Copy all the material that follows, keeping every character the same.
-- START OF Given records --
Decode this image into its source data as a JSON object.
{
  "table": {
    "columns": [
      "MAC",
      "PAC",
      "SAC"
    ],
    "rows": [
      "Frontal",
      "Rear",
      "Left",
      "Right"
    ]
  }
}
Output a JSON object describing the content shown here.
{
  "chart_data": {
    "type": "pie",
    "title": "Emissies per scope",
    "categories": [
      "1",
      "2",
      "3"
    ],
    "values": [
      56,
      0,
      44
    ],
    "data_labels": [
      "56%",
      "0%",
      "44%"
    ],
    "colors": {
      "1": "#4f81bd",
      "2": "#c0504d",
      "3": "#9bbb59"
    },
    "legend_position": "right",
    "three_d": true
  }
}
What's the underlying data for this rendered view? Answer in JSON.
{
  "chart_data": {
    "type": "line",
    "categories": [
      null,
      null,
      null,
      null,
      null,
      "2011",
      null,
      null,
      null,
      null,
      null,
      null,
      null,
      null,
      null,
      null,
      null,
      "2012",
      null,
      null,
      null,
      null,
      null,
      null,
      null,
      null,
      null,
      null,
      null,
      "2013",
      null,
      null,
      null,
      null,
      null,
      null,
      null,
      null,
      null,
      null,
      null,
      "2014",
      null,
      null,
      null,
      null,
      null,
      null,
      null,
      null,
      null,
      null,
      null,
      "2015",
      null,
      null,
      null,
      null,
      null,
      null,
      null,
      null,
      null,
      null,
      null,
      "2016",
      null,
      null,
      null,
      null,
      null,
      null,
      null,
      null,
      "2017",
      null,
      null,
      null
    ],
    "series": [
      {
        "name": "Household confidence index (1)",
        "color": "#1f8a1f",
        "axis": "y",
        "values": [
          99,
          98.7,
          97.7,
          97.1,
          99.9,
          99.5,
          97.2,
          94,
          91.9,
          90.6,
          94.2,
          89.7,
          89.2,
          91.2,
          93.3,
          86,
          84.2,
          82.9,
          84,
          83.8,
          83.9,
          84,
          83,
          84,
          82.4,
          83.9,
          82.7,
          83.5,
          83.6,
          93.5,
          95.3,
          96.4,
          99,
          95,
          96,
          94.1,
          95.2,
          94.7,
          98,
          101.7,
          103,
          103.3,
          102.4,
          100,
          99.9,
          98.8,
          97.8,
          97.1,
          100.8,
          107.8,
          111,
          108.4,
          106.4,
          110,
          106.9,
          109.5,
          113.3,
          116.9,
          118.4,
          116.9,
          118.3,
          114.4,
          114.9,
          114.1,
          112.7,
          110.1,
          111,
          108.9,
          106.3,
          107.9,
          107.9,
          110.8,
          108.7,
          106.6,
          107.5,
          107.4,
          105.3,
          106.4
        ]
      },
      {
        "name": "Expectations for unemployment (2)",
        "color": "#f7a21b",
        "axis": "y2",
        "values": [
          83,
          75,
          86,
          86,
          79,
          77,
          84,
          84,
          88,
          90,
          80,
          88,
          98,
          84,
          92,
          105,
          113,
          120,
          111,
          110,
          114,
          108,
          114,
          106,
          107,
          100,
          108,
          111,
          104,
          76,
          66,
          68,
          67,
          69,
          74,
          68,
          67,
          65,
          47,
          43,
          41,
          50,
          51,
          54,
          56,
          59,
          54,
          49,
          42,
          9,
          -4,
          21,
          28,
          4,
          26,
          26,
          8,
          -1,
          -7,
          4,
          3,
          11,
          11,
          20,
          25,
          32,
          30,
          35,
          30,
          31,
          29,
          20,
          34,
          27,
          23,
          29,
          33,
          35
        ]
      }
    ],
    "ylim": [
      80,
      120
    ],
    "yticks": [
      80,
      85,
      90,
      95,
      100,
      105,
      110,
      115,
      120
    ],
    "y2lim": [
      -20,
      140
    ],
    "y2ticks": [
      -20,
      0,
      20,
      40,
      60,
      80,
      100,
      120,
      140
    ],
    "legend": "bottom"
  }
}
-- END OF Given records --
Solution for this problem:
Decode this image into its source data as a JSON object.
{
  "table": {
    "columns": [
      "MAC",
      "PAC",
      "SAC"
    ],
    "rows": [
      "Frontal",
      "Rear",
      "Left",
      "Right"
    ]
  }
}
Output a JSON object describing the content shown here.
{
  "chart_data": {
    "type": "pie",
    "title": "Emissies per scope",
    "categories": [
      "1",
      "2",
      "3"
    ],
    "values": [
      56,
      0,
      44
    ],
    "data_labels": [
      "56%",
      "0%",
      "44%"
    ],
    "colors": {
      "1": "#4f81bd",
      "2": "#c0504d",
      "3": "#9bbb59"
    },
    "legend_position": "right",
    "three_d": true
  }
}
What's the underlying data for this rendered view? Answer in JSON.
{
  "chart_data": {
    "type": "line",
    "categories": [
      null,
      null,
      null,
      null,
      null,
      "2011",
      null,
      null,
      null,
      null,
      null,
      null,
      null,
      null,
      null,
      null,
      null,
      "2012",
      null,
      null,
      null,
      null,
      null,
      null,
      null,
      null,
      null,
      null,
      null,
      "2013",
      null,
      null,
      null,
      null,
      null,
      null,
      null,
      null,
      null,
      null,
      null,
      "2014",
      null,
      null,
      null,
      null,
      null,
      null,
      null,
      null,
      null,
      null,
      null,
      "2015",
      null,
      null,
      null,
      null,
      null,
      null,
      null,
      null,
      null,
      null,
      null,
      "2016",
      null,
      null,
      null,
      null,
      null,
      null,
      null,
      null,
      "2017",
      null,
      null,
      null
    ],
    "series": [
      {
        "name": "Household confidence index (1)",
        "color": "#1f8a1f",
        "axis": "y",
        "values": [
          99,
          98.7,
          97.7,
          97.1,
          99.9,
          99.5,
          97.2,
          94,
          91.9,
          90.6,
          94.2,
          89.7,
          89.2,
          91.2,
          93.3,
          86,
          84.2,
          82.9,
          84,
          83.8,
          83.9,
          84,
          83,
          84,
          82.4,
          83.9,
          82.7,
          83.5,
          83.6,
          93.5,
          95.3,
          96.4,
          99,
          95,
          96,
          94.1,
          95.2,
          94.7,
          98,
          101.7,
          103,
          103.3,
          102.4,
          100,
          99.9,
          98.8,
          97.8,
          97.1,
          100.8,
          107.8,
          111,
          108.4,
          106.4,
          110,
          106.9,
          109.5,
          113.3,
          116.9,
          118.4,
          116.9,
          118.3,
          114.4,
          114.9,
          114.1,
          112.7,
          110.1,
          111,
          108.9,
          106.3,
          107.9,
          107.9,
          110.8,
          108.7,
          106.6,
          107.5,
          107.4,
          105.3,
          106.4
        ]
      },
      {
        "name": "Expectations for unemployment (2)",
        "color": "#f7a21b",
        "axis": "y2",
        "values": [
          83,
          75,
          86,
          86,
          79,
          77,
          84,
          84,
          88,
          90,
          80,
          88,
          98,
          84,
          92,
          105,
          113,
          120,
          111,
          110,
          114,
          108,
          114,
          106,
          107,
          100,
          108,
          111,
          104,
          76,
          66,
          68,
          67,
          69,
          74,
          68,
          67,
          65,
          47,
          43,
          41,
          50,
          51,
          54,
          56,
          59,
          54,
          49,
          42,
          9,
          -4,
          21,
          28,
          4,
          26,
          26,
          8,
          -1,
          -7,
          4,
          3,
          11,
          11,
          20,
          25,
          32,
          30,
          35,
          30,
          31,
          29,
          20,
          34,
          27,
          23,
          29,
          33,
          35
        ]
      }
    ],
    "ylim": [
      80,
      120
    ],
    "yticks": [
      80,
      85,
      90,
      95,
      100,
      105,
      110,
      115,
      120
    ],
    "y2lim": [
      -20,
      140
    ],
    "y2ticks": [
      -20,
      0,
      20,
      40,
      60,
      80,
      100,
      120,
      140
    ],
    "legend": "bottom"
  }
}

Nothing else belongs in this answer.